**TEXT**
Forum Dems in denial about 2012 (user search)
       |           

Welcome, Guest. Please login or register.
Did you miss your activation email?
June 15, 2024, 08:55:29 PM
News: Election Simulator 2.0 Released. Senate/Gubernatorial maps, proportional electoral votes, and more - Read more

  Talk Elections
  Election Archive
  Election Archive
  2012 Elections
  Forum Dems in denial about 2012 (search mode)
Pages: [1]
Author Topic: Forum Dems in denial about 2012  (Read 7197 times)
DS0816
Sr. Member
****
Posts: 3,200
« on: July 09, 2011, 07:58:27 PM »

Every time I log onto this forum I see frequently mentioned in threads about how Obama is going to win in a landslide “winning states like AZ, MO, and IN, NC again. We can’t be that hackish can we? I mean saying that Obama i going to win more then they did in 2008 is defying the current electoral situation for him. The only reason he came close or win states like MO, IN, NC was due to the global financial meltdown less then 2 months before the election and the sheer unpopularity of Bush.

At this site, I find that *a*s use the word hackish.

Please go back to pollings from 2008 to re-check the timeline. Indiana was pure tossup — after Bush carried it in 2004 by 20.68% — before Obama won his party’s nomination in June. The home state of 2004 Democratic vice-presidential running mate John Edwards, North Carolina was competitive. (It has carried for all D presidents except Bill Clinton, who narrowly missed flipping it in 1992, and then saw Bob Dole get a little more R shift in 1996 — six years prior to wife Liddy winning the U.S. Senate seat vacated by Jesse Helms. Of course, Liddy was unseated six years thereafter by Kay Hagan.) And bellwether Missouri — in Bush’s column by 7.20% — was in play well before this “global financial meltdown less [than] 2 months before the election.”

So glad, though, you used the words “the sheer unpopularity of Bush.”

Quote
You must be logged in to read this quote.

Inherited by his Republican predecessor, George W. Bush. Always remember that!

Correction: Democrats did not lose majority control of the Senate.

(Also, the car business is back — and those not in that business have no idea how influential that is to the rest of the country. Jobs recovery is slower than how it should be. But this is the worst the country’s been in since the Great Depression. But, hey, look at how good Bush was at losing us jobs. How many he created.)

Midterms aren’t the same as presidentials. Governorships don’t mean *s*. Was anyone here in 2003 worried about W.’s re-election prospects after his party lost the governorships in Wyoming, Tennessee, Kansas, Arizona, and Oklahoma with the 2002 midterm? (Plus, Michigan and Pennsylvania and bellwether New Mexico, which Bush narrowly missed in 2000? Ditto, in 2001, with Virginia and New Jersey?) And in the 2010 congressional elections, Republicans blew the opportunity to pick up the Senate given it was on the trajectory to do so. (I’m referring to a period before the general that determined party nominees. Charlie Cook forecast the House flip approximately a year in advance! Look at Colorado, Delaware, and Nevada. And let us not forget opportunity with Connecticut and West Virginia — lousy candidates in all. With Colo., pissed away by Ken Buck, the Weld County D.A., who had pollings lead near to the end. Had the party nominated former Lt. Gov. Jane Norton, she would’ve landslided incumbent appointee Michael Bennet — and she would have won the female along with the male vote. Delaware’s Christine O’Donnell took Mike Castle’s roughly-15-point polling lead and reversed it — shifting it a good 30 points away from the party that was on the trajectory to flip Joe Biden’s old seat. And does anyone need reminders of Nevada?)

**DATA SUPPLIED**
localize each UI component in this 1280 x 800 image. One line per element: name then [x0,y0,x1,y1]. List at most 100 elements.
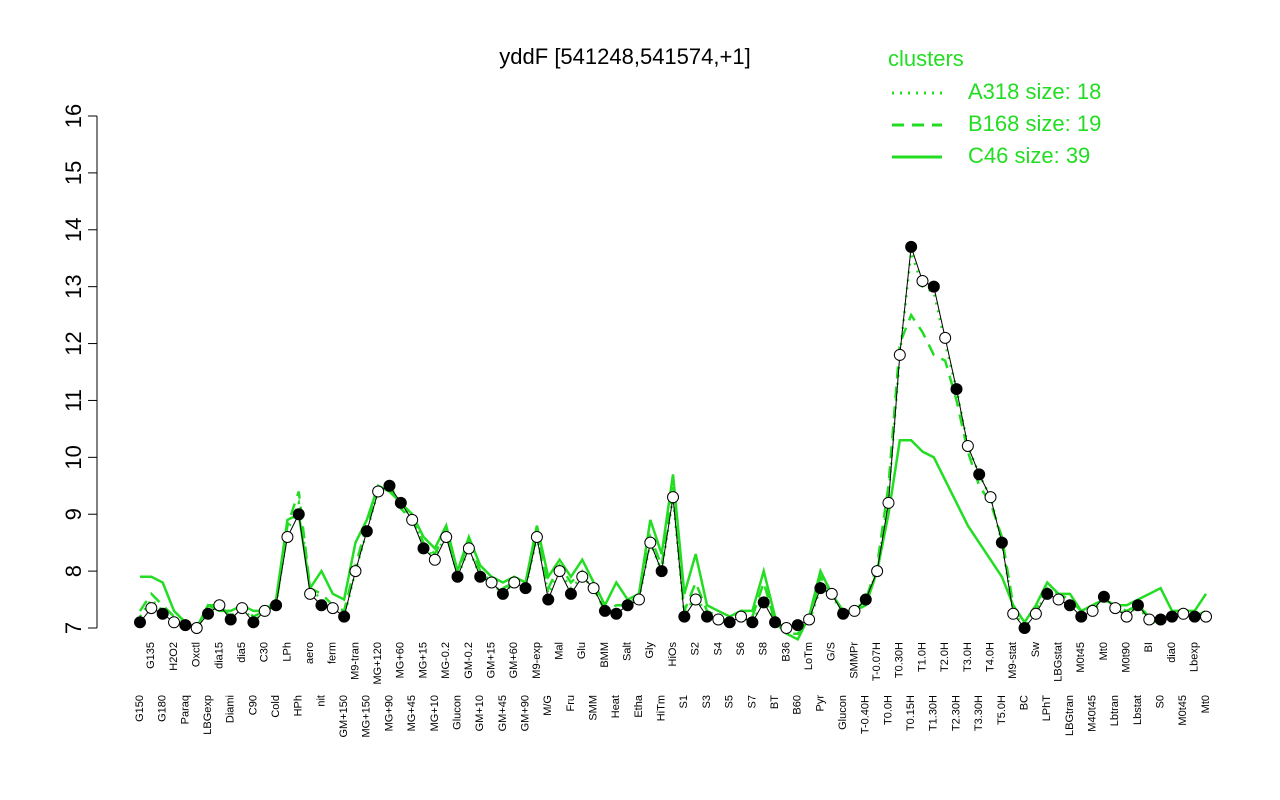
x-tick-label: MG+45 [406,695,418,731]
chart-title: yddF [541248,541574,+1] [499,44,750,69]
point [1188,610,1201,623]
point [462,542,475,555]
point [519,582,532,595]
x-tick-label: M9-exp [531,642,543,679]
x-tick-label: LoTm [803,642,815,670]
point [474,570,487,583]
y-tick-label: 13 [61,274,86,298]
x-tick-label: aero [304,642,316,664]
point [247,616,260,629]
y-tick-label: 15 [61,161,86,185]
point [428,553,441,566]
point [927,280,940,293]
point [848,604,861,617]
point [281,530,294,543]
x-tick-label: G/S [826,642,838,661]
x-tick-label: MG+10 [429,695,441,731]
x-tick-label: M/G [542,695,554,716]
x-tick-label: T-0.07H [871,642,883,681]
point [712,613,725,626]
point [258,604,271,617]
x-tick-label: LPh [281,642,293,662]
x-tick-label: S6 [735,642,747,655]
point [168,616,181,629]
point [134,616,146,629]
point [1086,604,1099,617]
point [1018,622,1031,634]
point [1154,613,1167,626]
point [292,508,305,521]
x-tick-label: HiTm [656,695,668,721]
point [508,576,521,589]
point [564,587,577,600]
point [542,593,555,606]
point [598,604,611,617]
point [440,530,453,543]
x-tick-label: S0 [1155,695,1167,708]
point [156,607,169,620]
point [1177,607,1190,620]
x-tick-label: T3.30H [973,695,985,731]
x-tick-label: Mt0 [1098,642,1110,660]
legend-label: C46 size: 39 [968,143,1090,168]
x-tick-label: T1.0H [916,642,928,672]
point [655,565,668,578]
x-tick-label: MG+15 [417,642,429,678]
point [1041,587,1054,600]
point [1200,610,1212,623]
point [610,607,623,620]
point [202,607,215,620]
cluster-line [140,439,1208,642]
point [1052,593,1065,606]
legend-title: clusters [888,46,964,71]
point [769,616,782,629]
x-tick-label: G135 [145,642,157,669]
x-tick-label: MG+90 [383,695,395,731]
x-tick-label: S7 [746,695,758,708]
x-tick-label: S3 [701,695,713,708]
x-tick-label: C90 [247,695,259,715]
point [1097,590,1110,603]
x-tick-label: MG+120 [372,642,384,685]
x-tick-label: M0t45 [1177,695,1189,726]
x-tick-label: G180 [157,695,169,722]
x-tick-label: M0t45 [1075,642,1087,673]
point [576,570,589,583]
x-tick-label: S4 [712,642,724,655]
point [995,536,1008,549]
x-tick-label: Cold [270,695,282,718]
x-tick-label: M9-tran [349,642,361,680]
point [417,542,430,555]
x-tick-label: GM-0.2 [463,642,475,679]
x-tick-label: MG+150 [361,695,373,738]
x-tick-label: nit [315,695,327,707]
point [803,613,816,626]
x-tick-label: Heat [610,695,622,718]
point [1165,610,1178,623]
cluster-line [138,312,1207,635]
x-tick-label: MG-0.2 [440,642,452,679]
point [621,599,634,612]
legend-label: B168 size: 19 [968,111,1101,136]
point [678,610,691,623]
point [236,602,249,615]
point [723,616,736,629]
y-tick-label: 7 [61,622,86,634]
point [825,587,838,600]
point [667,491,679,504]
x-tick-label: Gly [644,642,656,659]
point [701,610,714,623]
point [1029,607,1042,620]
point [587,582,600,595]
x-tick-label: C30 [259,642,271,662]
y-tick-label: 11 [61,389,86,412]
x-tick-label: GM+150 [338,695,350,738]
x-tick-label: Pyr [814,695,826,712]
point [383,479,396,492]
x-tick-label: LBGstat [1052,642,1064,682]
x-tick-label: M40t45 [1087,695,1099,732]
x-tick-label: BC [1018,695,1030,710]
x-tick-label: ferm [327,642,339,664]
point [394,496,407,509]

**WORK TO COMPLETE**
Please state the margin by which the forum post says Bush carried Indiana in 2004. The records are separate material from the forum post.

**RESULT FOR THIS TASK**
20.68%.